- _Available data_:

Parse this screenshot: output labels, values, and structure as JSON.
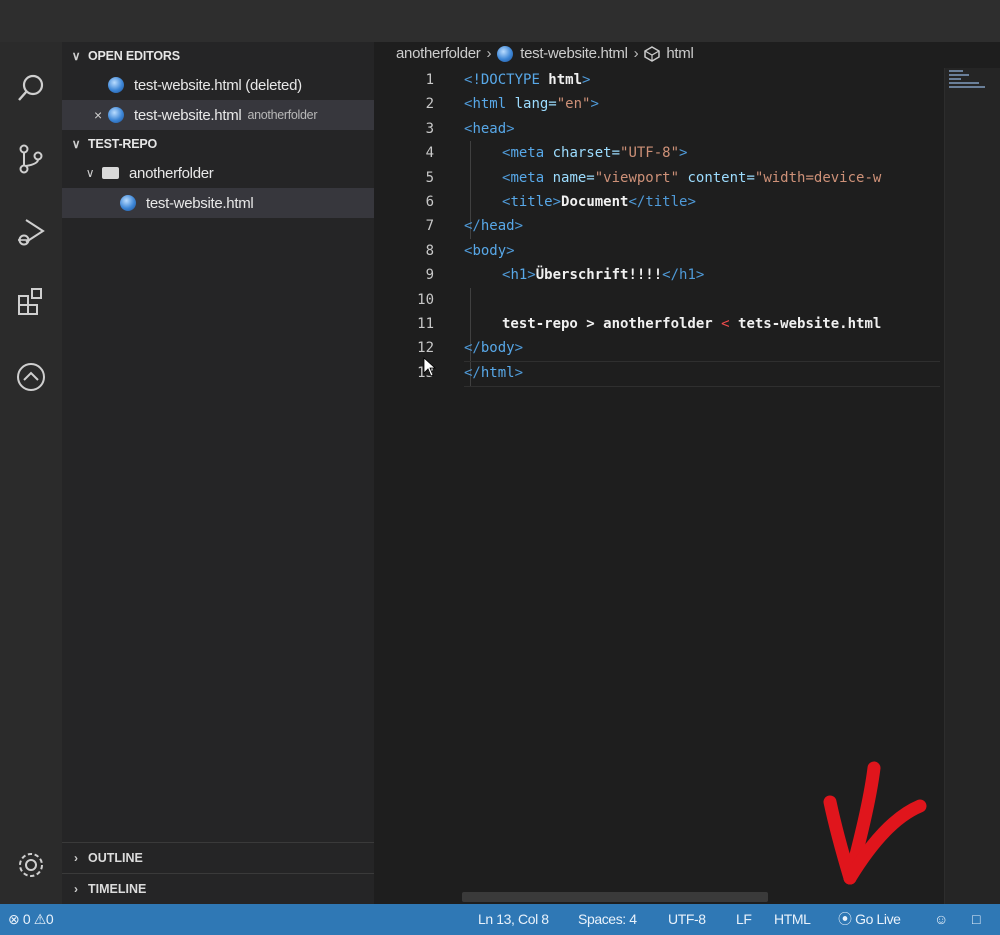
{
  "sidebar": {
    "open_editors": {
      "title": "OPEN EDITORS",
      "items": [
        {
          "label": "test-website.html (deleted)",
          "description": ""
        },
        {
          "label": "test-website.html",
          "description": "anotherfolder"
        }
      ]
    },
    "explorer": {
      "title": "TEST-REPO",
      "folder": "anotherfolder",
      "file": "test-website.html"
    },
    "outline_title": "OUTLINE",
    "timeline_title": "TIMELINE"
  },
  "activity_bar": [
    "search-icon",
    "source-control-icon",
    "run-debug-icon",
    "extensions-icon",
    "remote-icon",
    "settings-gear-icon"
  ],
  "breadcrumb": {
    "folder": "anotherfolder",
    "file": "test-website.html",
    "symbol": "html"
  },
  "editor": {
    "line_numbers": [
      "1",
      "2",
      "3",
      "4",
      "5",
      "6",
      "7",
      "8",
      "9",
      "10",
      "11",
      "12",
      "13"
    ],
    "lines": [
      {
        "lt": "<",
        "tag": "!DOCTYPE",
        "attr": " html",
        "gt": ">"
      },
      {
        "lt": "<",
        "tag": "html",
        "attr": " lang=",
        "val": "\"en\"",
        "gt": ">"
      },
      {
        "lt": "<",
        "tag": "head",
        "gt": ">"
      },
      {
        "lt": "<",
        "tag": "meta",
        "attr": " charset=",
        "val": "\"UTF-8\"",
        "gt": ">"
      },
      {
        "lt": "<",
        "tag": "meta",
        "attr": " name=",
        "val": "\"viewport\"",
        "attr2": " content=",
        "val2": "\"width=device-w"
      },
      {
        "lt": "<",
        "tag": "title",
        "gt": ">",
        "text": "Document",
        "close": "</title>"
      },
      {
        "lt": "</",
        "tag": "head",
        "gt": ">"
      },
      {
        "lt": "<",
        "tag": "body",
        "gt": ">"
      },
      {
        "lt": "<",
        "tag": "h1",
        "gt": ">",
        "text": "Überschrift!!!!",
        "close": "</h1>"
      },
      {
        "text": ""
      },
      {
        "text": "test-repo > anotherfolder ",
        "red": "<",
        "text2": " tets-website.html"
      },
      {
        "lt": "</",
        "tag": "body",
        "gt": ">"
      },
      {
        "lt": "</",
        "tag": "html",
        "gt": ">"
      }
    ]
  },
  "status_bar": {
    "errors": "0",
    "warnings": "0",
    "position": "Ln 13, Col 8",
    "spaces": "Spaces: 4",
    "encoding": "UTF-8",
    "eol": "LF",
    "language": "HTML",
    "go_live": "Go Live"
  },
  "colors": {
    "status_bar": "#2f78b5",
    "annotation_arrow": "#e0151c",
    "tag": "#4f9ad8",
    "string": "#ce9178",
    "attribute": "#9cdcfe"
  }
}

- _Work required_: Read the entries and select each line where the word "description" is found.

- _Finished task_:
          "description": ""
          "description": "anotherfolder"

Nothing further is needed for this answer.